### TEXT SHOWN
** begin **

# Wilson/Olcott



## Limitman (Jun 3, 2008)

Anyone out today? Heading up tonight to fish tomorrow. Only got one day to fish cause of work.


----------



## Heath Fairhurst (Mar 2, 2016)

How did it go for you? I'm heading up on Thursday and fishing through the weekend out of point breeze...
Looking for something to go on...


----------



## Limitman (Jun 3, 2008)

Today went 3 for 5. All about 12 pounds. It was an early bite for us we were out at 5 am and fish were on immediately. Everything on spin doctors and flies and cut bait rig. Our best action was in front Olcott 100-200 fow. We only fished till about 11 had to drive home. Fleas weren't horrible but weren't that good either. Be ready to retie lines to clean them off. Lake was flat as glass and it was hot. Surface temp 73 and down at 65 was 50.


----------



## Spongebrain (Feb 12, 2007)

How long are the fleas an issue? Til fall?? Winter??


----------



## Kwall (Feb 12, 2014)

Was out this morning for 2 1/2 hr and 9 for 7 , meat rigs was are best only a few on spoons all weekend


----------



## nicklesman (Jun 29, 2006)

Olcott today


----------



## Heath Fairhurst (Mar 2, 2016)

nicklesman said:


> Olcott today


Dang! That's a smackdown!!! Nice job


----------



## Spongebrain (Feb 12, 2007)

Im jealous!! Nice job!! I cant wait to get out after em


----------



## Rainbow Record (Jul 13, 2012)

** end **

### SUPPLIED INFORMATION
** begin **

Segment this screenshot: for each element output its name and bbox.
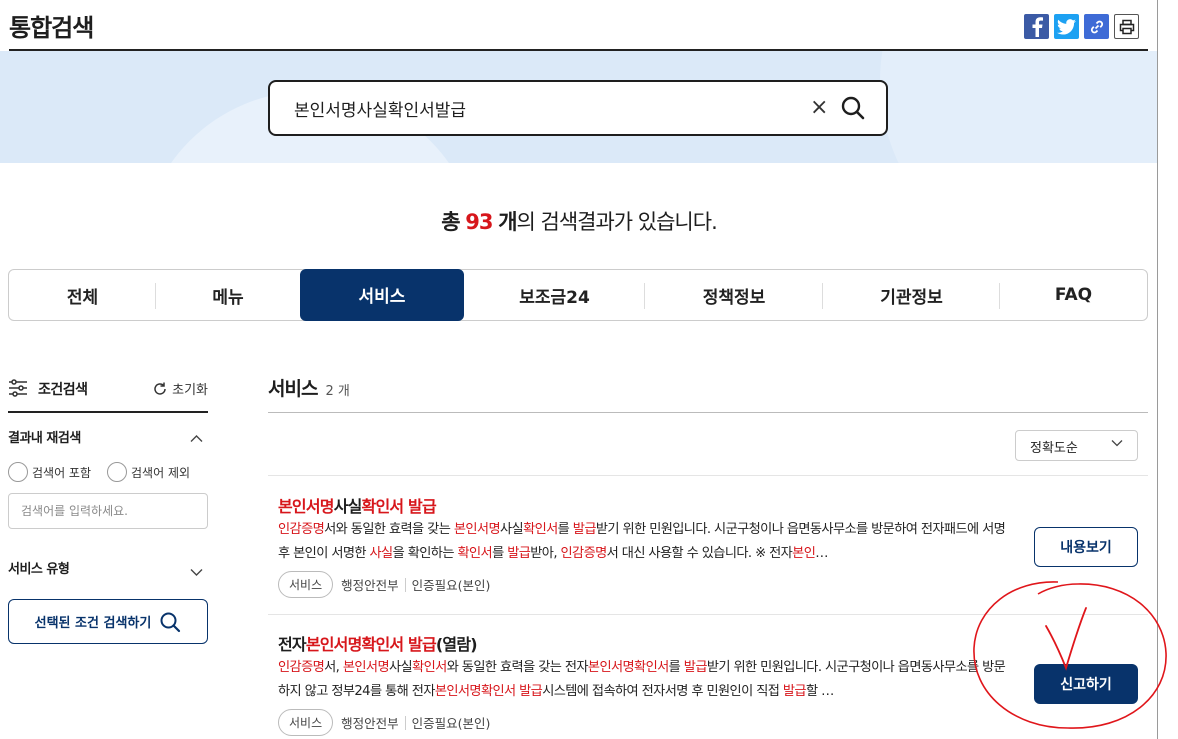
exclude-radio[interactable] [107,462,128,482]
section-divider [268,412,1148,413]
refine-search-title: 결과내 재검색 [8,431,81,446]
service-section-header: 서비스 2 개 [268,374,350,401]
facebook-icon[interactable] [1024,14,1049,39]
category-badge: 서비스 [278,709,334,736]
search-box: × [268,80,888,136]
page-title: 통합검색 [9,14,94,42]
tab-all[interactable]: 전체 [9,270,156,320]
search-input[interactable] [294,94,794,122]
twitter-icon[interactable] [1054,14,1079,39]
category-tabs: 전체 메뉴 서비스 보조금24 정책정보 기관정보 FAQ [8,268,1148,321]
apply-button[interactable]: 신고하기 [1034,664,1138,704]
refresh-icon [154,382,166,395]
chevron-down-icon[interactable] [190,562,203,581]
refine-options: 검색어 포함 검색어 제외 [8,462,200,482]
category-badge: 서비스 [278,571,334,598]
clear-icon[interactable]: × [810,96,828,120]
view-details-button[interactable]: 내용보기 [1034,527,1138,567]
search-icon[interactable] [840,95,866,125]
share-toolbar [1024,14,1139,39]
item-org: 행정안전부 [341,578,399,593]
tab-policy-info[interactable]: 정책정보 [645,270,823,320]
filter-sliders-icon [8,379,28,401]
result-count: 총 93 개의 검색결과가 있습니다. [441,210,718,234]
search-selected-conditions-button[interactable]: 선택된 조건 검색하기 [8,599,208,644]
item-title[interactable]: 본인서명사실확인서 발급 [278,493,437,517]
tab-service[interactable]: 서비스 [300,268,464,321]
tab-menu[interactable]: 메뉴 [156,270,300,320]
tab-agency-info[interactable]: 기관정보 [823,270,1000,320]
service-type-title: 서비스 유형 [8,562,70,577]
item-description: 인감증명서, 본인서명사실확인서와 동일한 효력을 갖는 전자본인서명확인서를 … [278,660,1006,699]
item-org: 행정안전부 [341,716,399,731]
item-tags: 서비스 행정안전부 인증필요(본인) [278,709,490,736]
chevron-up-icon[interactable] [190,428,203,447]
list-item: 전자본인서명확인서 발급(열람) 인감증명서, 본인서명사실확인서와 동일한 효… [268,616,1148,739]
item-auth: 인증필요(본인) [411,578,491,593]
list-item: 본인서명사실확인서 발급 인감증명서와 동일한 효력을 갖는 본인서명사실확인서… [268,475,1148,615]
section-title: 서비스 [268,378,318,400]
item-auth: 인증필요(본인) [411,716,491,731]
tab-subsidy24[interactable]: 보조금24 [464,270,645,320]
link-icon[interactable] [1084,14,1109,39]
chevron-down-icon [1111,440,1123,447]
condition-search-title: 조건검색 [38,382,88,398]
section-count: 2 개 [325,384,350,399]
print-icon[interactable] [1114,14,1139,39]
condition-search-header: 조건검색 초기화 [8,377,208,413]
exclude-keyword-option[interactable]: 검색어 제외 [107,462,190,482]
page-frame: 통합검색 × 총 93 개의 검색결과가 있습니다. 전체 메뉴 서비스 보조금 [0,0,1158,739]
item-title[interactable]: 전자본인서명확인서 발급(열람) [278,631,478,655]
item-description: 인감증명서와 동일한 효력을 갖는 본인서명사실확인서를 발급받기 위한 민원입… [278,522,1006,561]
sort-select[interactable]: 정확도순 [1015,430,1138,461]
include-radio[interactable] [8,462,28,482]
tab-faq[interactable]: FAQ [1000,270,1147,320]
include-keyword-option[interactable]: 검색어 포함 [8,462,91,482]
search-icon [160,612,181,632]
item-tags: 서비스 행정안전부 인증필요(본인) [278,571,490,598]
refine-keyword-input[interactable] [8,493,208,529]
reset-button[interactable]: 초기화 [152,379,208,398]
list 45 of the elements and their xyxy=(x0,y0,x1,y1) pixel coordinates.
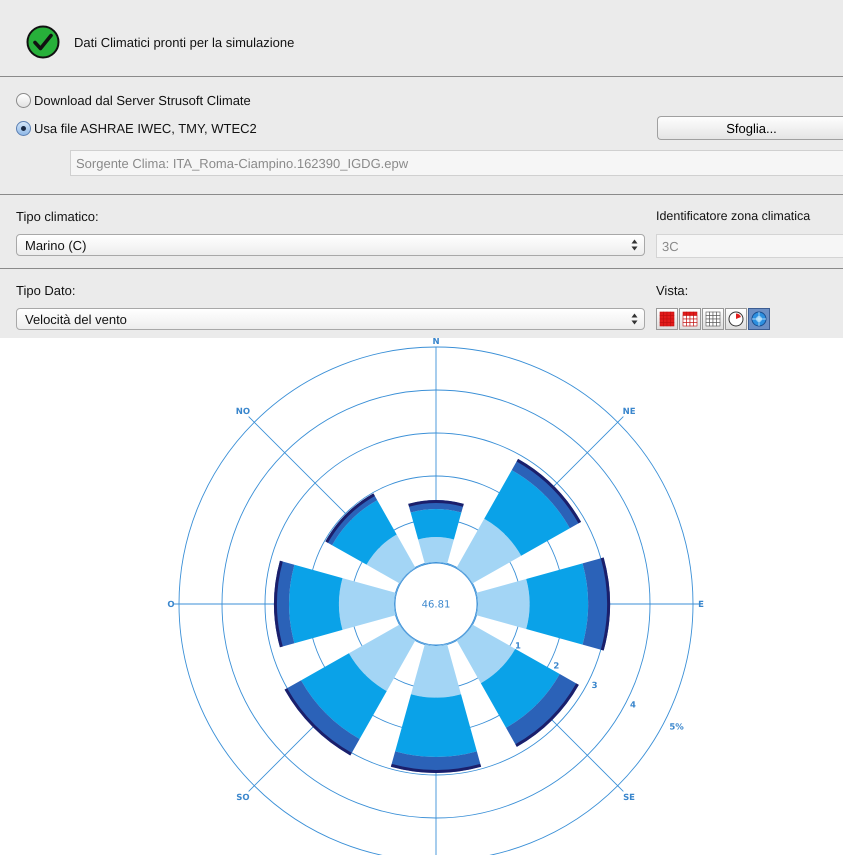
rose-bar xyxy=(512,458,582,528)
center-value: 46.81 xyxy=(422,600,450,610)
direction-label: SE xyxy=(623,793,635,804)
view-button[interactable] xyxy=(656,308,678,330)
status-message: Dati Climatici pronti per la simulazione xyxy=(74,34,294,50)
rose-bar xyxy=(325,493,378,546)
radio-button[interactable] xyxy=(16,92,31,108)
field-label: Tipo Dato: xyxy=(16,282,76,300)
field-label: Identificatore zona climatica xyxy=(656,208,812,225)
ring-label: 3 xyxy=(592,680,598,691)
view-button[interactable] xyxy=(679,308,701,330)
rose-bar xyxy=(456,624,516,684)
view-button[interactable] xyxy=(702,308,724,330)
direction-label: E xyxy=(698,600,704,610)
compass-icon xyxy=(751,311,767,327)
rose-bar xyxy=(332,500,397,565)
radio-label[interactable]: Download dal Server Strusoft Climate xyxy=(34,92,251,108)
grid-icon xyxy=(705,311,721,327)
stepper-icon xyxy=(631,239,638,251)
radio-button[interactable] xyxy=(16,120,31,136)
ring-label: 4 xyxy=(630,700,636,710)
direction-label: N xyxy=(432,338,440,347)
source-field: Sorgente Clima: ITA_Roma-Ciampino.162390_IGDG.epw xyxy=(70,150,843,176)
view-button[interactable] xyxy=(725,308,747,330)
clock-icon xyxy=(728,311,744,327)
data-type-select[interactable]: Velocità del vento xyxy=(16,308,645,330)
ring-label: 2 xyxy=(553,661,560,672)
browse-button[interactable]: Sfoglia... xyxy=(657,116,843,140)
ring-label: 1 xyxy=(515,642,521,652)
field-label: Vista: xyxy=(656,282,690,300)
climate-type-select[interactable]: Marino (C) xyxy=(16,234,645,256)
rose-bar xyxy=(348,624,416,692)
zone-field: 3C xyxy=(656,234,843,258)
rose-bar xyxy=(418,537,454,564)
grid-icon xyxy=(682,311,698,327)
direction-label: NO xyxy=(236,406,250,417)
stepper-icon xyxy=(631,313,638,325)
direction-label: O xyxy=(167,600,175,610)
ring-label: 5% xyxy=(669,722,684,733)
direction-label: SO xyxy=(236,793,250,804)
grid-icon xyxy=(659,311,675,327)
direction-label: NE xyxy=(622,406,636,417)
radio-label[interactable]: Usa file ASHRAE IWEC, TMY, WTEC2 xyxy=(34,120,257,136)
field-label: Tipo climatico: xyxy=(16,208,100,226)
view-button[interactable] xyxy=(748,308,770,330)
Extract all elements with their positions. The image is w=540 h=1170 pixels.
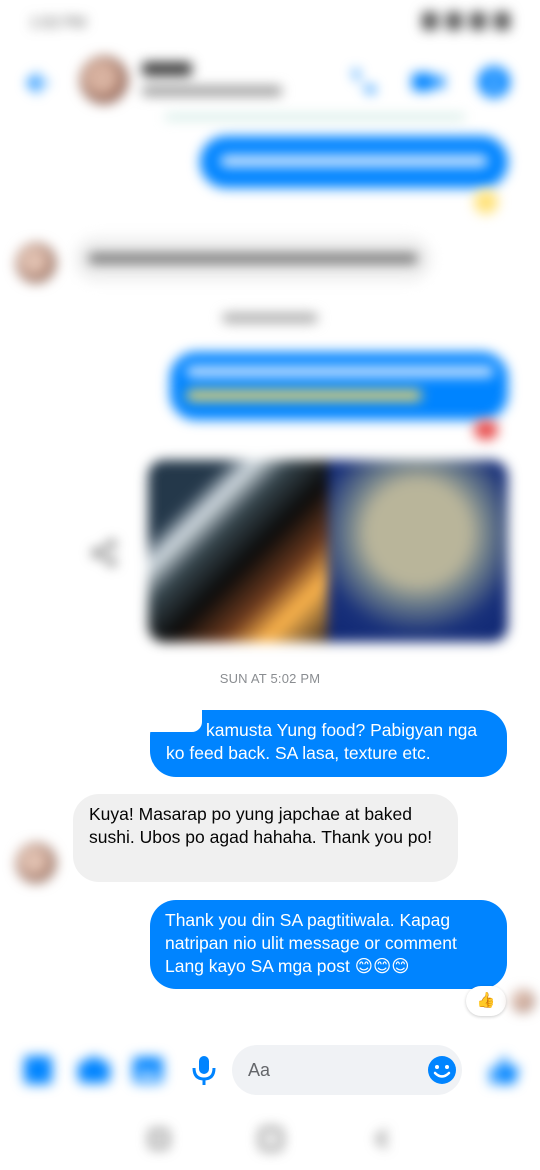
contact-name[interactable] <box>142 62 192 76</box>
sender-avatar[interactable] <box>16 843 56 883</box>
microphone-icon[interactable] <box>186 1052 222 1088</box>
message-incoming-blurred[interactable] <box>74 236 432 282</box>
timestamp-blurred <box>222 313 318 323</box>
system-nav-bar <box>0 1110 540 1170</box>
status-time: 1:02 PM <box>30 14 86 31</box>
chat-header <box>0 48 540 118</box>
like-thumb-icon[interactable] <box>486 1052 522 1088</box>
share-icon[interactable] <box>88 536 122 570</box>
emoji-icon[interactable] <box>426 1054 458 1086</box>
timestamp-divider: SUN AT 5:02 PM <box>219 671 321 686</box>
active-status <box>142 86 282 96</box>
apps-grid-icon[interactable] <box>20 1052 56 1088</box>
message-text: Thank you din SA pagtitiwala. Kapag natr… <box>165 910 457 976</box>
message-text: kamusta Yung food? Pabigyan nga ko feed … <box>166 720 478 763</box>
home-icon[interactable] <box>258 1126 284 1152</box>
message-input[interactable] <box>232 1045 422 1095</box>
message-outgoing-blurred[interactable] <box>170 352 508 420</box>
header-divider <box>165 115 465 119</box>
message-outgoing-blurred[interactable] <box>200 136 508 188</box>
gallery-icon[interactable] <box>130 1052 166 1088</box>
back-arrow-icon[interactable] <box>20 68 50 98</box>
status-bar: 1:02 PM <box>0 0 540 48</box>
reaction-emoji: 👍 <box>476 992 496 1009</box>
seen-receipt-avatar <box>512 990 534 1012</box>
info-icon[interactable] <box>474 62 514 102</box>
heart-reaction-icon[interactable] <box>474 420 498 440</box>
sender-avatar[interactable] <box>16 243 56 283</box>
message-input-wrapper[interactable] <box>232 1045 462 1095</box>
video-camera-icon[interactable] <box>408 62 448 102</box>
message-outgoing[interactable]: kamusta Yung food? Pabigyan nga ko feed … <box>150 710 507 777</box>
camera-icon[interactable] <box>76 1052 112 1088</box>
composer-bar <box>0 1040 540 1100</box>
message-outgoing[interactable]: Thank you din SA pagtitiwala. Kapag natr… <box>150 900 507 989</box>
nav-back-icon[interactable] <box>370 1126 396 1152</box>
food-photo-right[interactable] <box>328 460 508 642</box>
phone-icon[interactable] <box>342 62 382 102</box>
food-photo-left[interactable] <box>148 460 328 642</box>
reaction-badge[interactable] <box>474 190 498 214</box>
thumbs-up-reaction[interactable]: 👍 <box>466 986 506 1016</box>
shared-photo-card[interactable] <box>148 460 508 642</box>
contact-avatar[interactable] <box>80 56 128 104</box>
message-incoming[interactable]: Kuya! Masarap po yung japchae at baked s… <box>73 794 458 882</box>
status-icons <box>422 12 510 30</box>
recents-icon[interactable] <box>146 1126 172 1152</box>
message-text: Kuya! Masarap po yung japchae at baked s… <box>89 804 433 847</box>
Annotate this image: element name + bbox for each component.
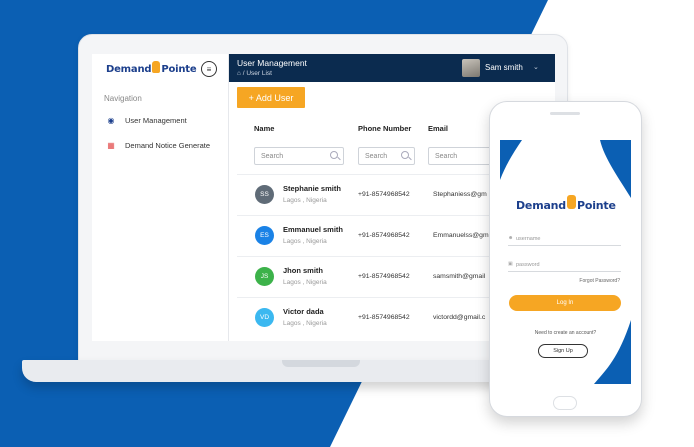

** end **

### REQUIRED WORK
**A)** Recast the lines of the records from the one containing "rose-bar xyxy=(512,458,582,528)" through the one containing "browse-button[interactable]: Sfoglia... xyxy=(657,116,843,140)", inclusive, as a JSON list of strings with one string per line and no blank lines.
**B)** Continue the Wilson/Olcott fishing thread from the point where it stops.

### EXPECTED RESPONSES
**A)**
[
  "rose-bar xyxy=(512,458,582,528)",
  "center-value: 46.81 xyxy=(422,600,450,610)",
  "direction-label: SE xyxy=(623,793,635,804)",
  "view-button[interactable] xyxy=(656,308,678,330)",
  "status-message: Dati Climatici pronti per la simulazione xyxy=(74,34,294,50)",
  "rose-bar xyxy=(325,493,378,546)",
  "radio-button[interactable] xyxy=(16,92,31,108)",
  "field-label: Tipo Dato: xyxy=(16,282,76,300)",
  "field-label: Identificatore zona climatica xyxy=(656,208,812,225)",
  "ring-label: 3 xyxy=(592,680,598,691)",
  "view-button[interactable] xyxy=(679,308,701,330)",
  "rose-bar xyxy=(456,624,516,684)",
  "view-button[interactable] xyxy=(702,308,724,330)",
  "direction-label: E xyxy=(698,600,704,610)",
  "compass-icon xyxy=(751,311,767,327)",
  "rose-bar xyxy=(332,500,397,565)",
  "radio-label[interactable]: Download dal Server Strusoft Climate xyxy=(34,92,251,108)",
  "grid-icon xyxy=(705,311,721,327)",
  "stepper-icon xyxy=(631,239,638,251)",
  "radio-button[interactable] xyxy=(16,120,31,136)",
  "ring-label: 4 xyxy=(630,700,636,710)",
  "direction-label: N xyxy=(432,338,440,347)",
  "source-field: Sorgente Clima: ITA_Roma-Ciampino.162390_IGDG.epw xyxy=(70,150,843,176)",
  "view-button[interactable] xyxy=(725,308,747,330)",
  "clock-icon xyxy=(728,311,744,327)",
  "data-type-select[interactable]: Velocità del vento xyxy=(16,308,645,330)",
  "ring-label: 2 xyxy=(553,661,560,672)",
  "browse-button[interactable]: Sfoglia... xyxy=(657,116,843,140)"
]

**B)**
nicklesman said:


> Olcott today


Nicklesman did you charter or were you fishing your own boat? planning a trip in the very near future and was just wondering if you chartered who did you go with. We may bring our own boat not sure yet thanks


----------



## Hookedup330 (Jul 13, 2011)

Anyone going this weekend? I'll be there tomorrow-sunday.


----------



## Heath Fairhurst (Mar 2, 2016)

Hookedup330 said:


> Anyone going this weekend? I'll be there tomorrow-sunday.



I'll be up there Thursday through Sunday fishing out of Point Breeze. This is really my first trip up there hoping to get on a good program!


----------



## Hookedup330 (Jul 13, 2011)

Should be pretty easy fishing been really good. Just hoping the weather holds out


----------



## Heath Fairhurst (Mar 2, 2016)

We're hoping for the best but Saturday looks a bit dicey...


----------



## Kwall (Feb 12, 2014)

Meat rigs were are best out of Olcott


----------



## Limitman (Jun 3, 2008)

I'm hoping to go up Saturday afternoon and fish Sunday again. Any help on if offshore is better than close would be great. Don't have a ton of time to fish but any amount is better than none at all.


----------



## 34181 (May 6, 2012)

was out tonight.went 4 for 6 in 2 hours. 1 on dipsy 170 back fish catcher & fly. 3 on down rigger spoon 55 down. water temp 52 degrees 50 down in 200'.
lady at launch said cleaning station supposed to be done tomorrow.


----------



## nicklesman (Jun 29, 2006)

Rainbow Record said:


> Nicklesman did you charter or were you fishing your own boat? planning a trip in the very near future and was just wondering if you chartered who did you go with. We may bring our own boat not sure yet thanks


We chartered with stalker.


----------



## Rainbow Record (Jul 13, 2012)

nicklesman said:


> We chartered with stalker.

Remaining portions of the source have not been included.